Registration of Financial Sector Reform (Hayne Royal Commission Response) (Regulation of Superannuation) Regulations 2020 (11 December 2020)

The Regulations repeal the exemption for trustees of non-public offer superannuation funds from the requirement to hold an AFSL to deal in financial products (including superannuation interests). Trustees of non-public offer funds are advised to lodge their AFSL applications with ASIC on or before 30 April 2021.

ASIC Corporations (AFCA Regulatory Requirement) Instrument 2021/0002 (5 January 2021)

Legislative instrument ASIC Corporations (AFCA Regulatory Requirement) Instrument 2021/0002 (Instrument) was issued by ASIC on 5 January 2021, requiring AFCA to update its Complaint Resolution Scheme Rules (Rules). 

The Rules change follows the judgment of the NSW Supreme Court in DH Flinders Pty Limited v Australian Financial Complaints Authority [2020] NSWSC 1690. This case related to AFCA’s jurisdiction to consider a complaint against an AFSL licensee in relation to the conduct of its corporate authorised representative, specifically where the conduct of the representative was without or outside authority.

The judgment highlighted that AFCA’s Rules needed to be clearer to ensure that they reflected the same obligations and liabilities for licensees as set out in the Corporations Act.
::::::
* TO-DO LIST:
1 – Answer these questions about the financial regulation excerpt:
(a) By what date are trustees of non-public offer funds advised to lodge their AFSL applications with ASIC?
(b) On what date did ASIC issue Instrument 2021/0002?
(c) Which court delivered the judgment in DH Flinders Pty Limited v Australian Financial Complaints Authority?
2 – Return the passage of the financial regulation excerpt from "The Rules change" up to and including "or outside authority.", copied word for word.
3 – Resume the financial regulation excerpt from the point where it stops.

* RECORD EXCERPTS:
::::::
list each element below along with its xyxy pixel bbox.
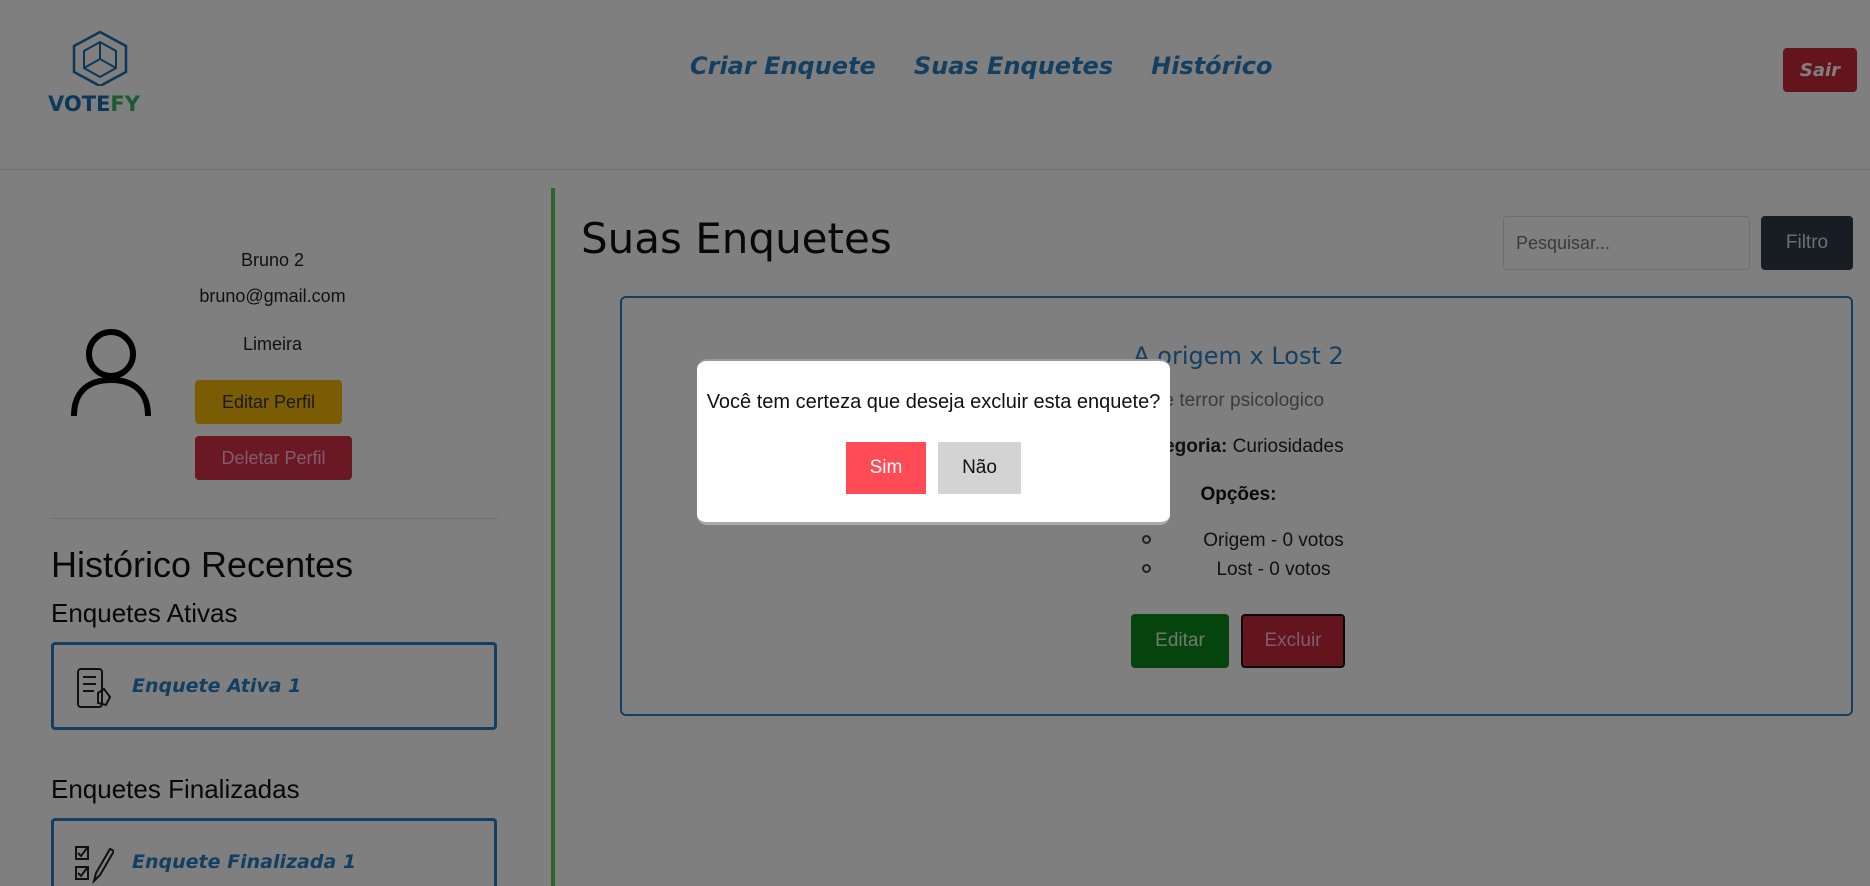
- confirm-no-button[interactable]: Não: [938, 442, 1021, 494]
- confirm-delete-modal: Você tem certeza que deseja excluir esta…: [697, 359, 1170, 525]
- modal-message: Você tem certeza que deseja excluir esta…: [706, 391, 1161, 413]
- confirm-yes-button[interactable]: Sim: [846, 442, 926, 494]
::::::
* EXPECTED RESPONSES:
1 –
(a) On or before 30 April 2021.
(b) 5 January 2021.
(c) The NSW Supreme Court.

2 –
The Rules change follows the judgment of the NSW Supreme Court in DH Flinders Pty Limited v Australian Financial Complaints Authority [2020] NSWSC 1690. This case related to AFCA’s jurisdiction to consider a complaint against an AFSL licensee in relation to the conduct of its corporate authorised representative, specifically where the conduct of the representative was without or outside authority.

3 –
At ASIC’s direction, the Rules now clearly reflect the same statutory liability for licensees regarding their authorised representatives as set out in the Corporations Act and the National Consumer Credit Protection Act.

The updated AFCA Rules apply to complaints received by AFCA from 13 January 2021 onwards. 

Complaints received before 13 January 2021 will be handled by AFCA under the previous Rules. As the vast majority of complaints AFCA considers are between parties with a direct relationship, these complaints are not impacted by the Rules change.

AFCA is currently reviewing a very small number of complaints received before 13 January 2021, which are potentially impacted by the judgment and is in contact with those complainants and financial firms to discuss the specifics of their complaint.

For the small number of complaints which may be outside AFCA’s Rules, AFCA will be encouraging the financial firms involved to consent to AFCA considering the complaint to achieve an early resolution and avoid the prospect of a potential court or other action by the complainant.

Superannuation Amendment (PSSAP Trust Deed – Membership) Instrument 2020 (6 January 2021)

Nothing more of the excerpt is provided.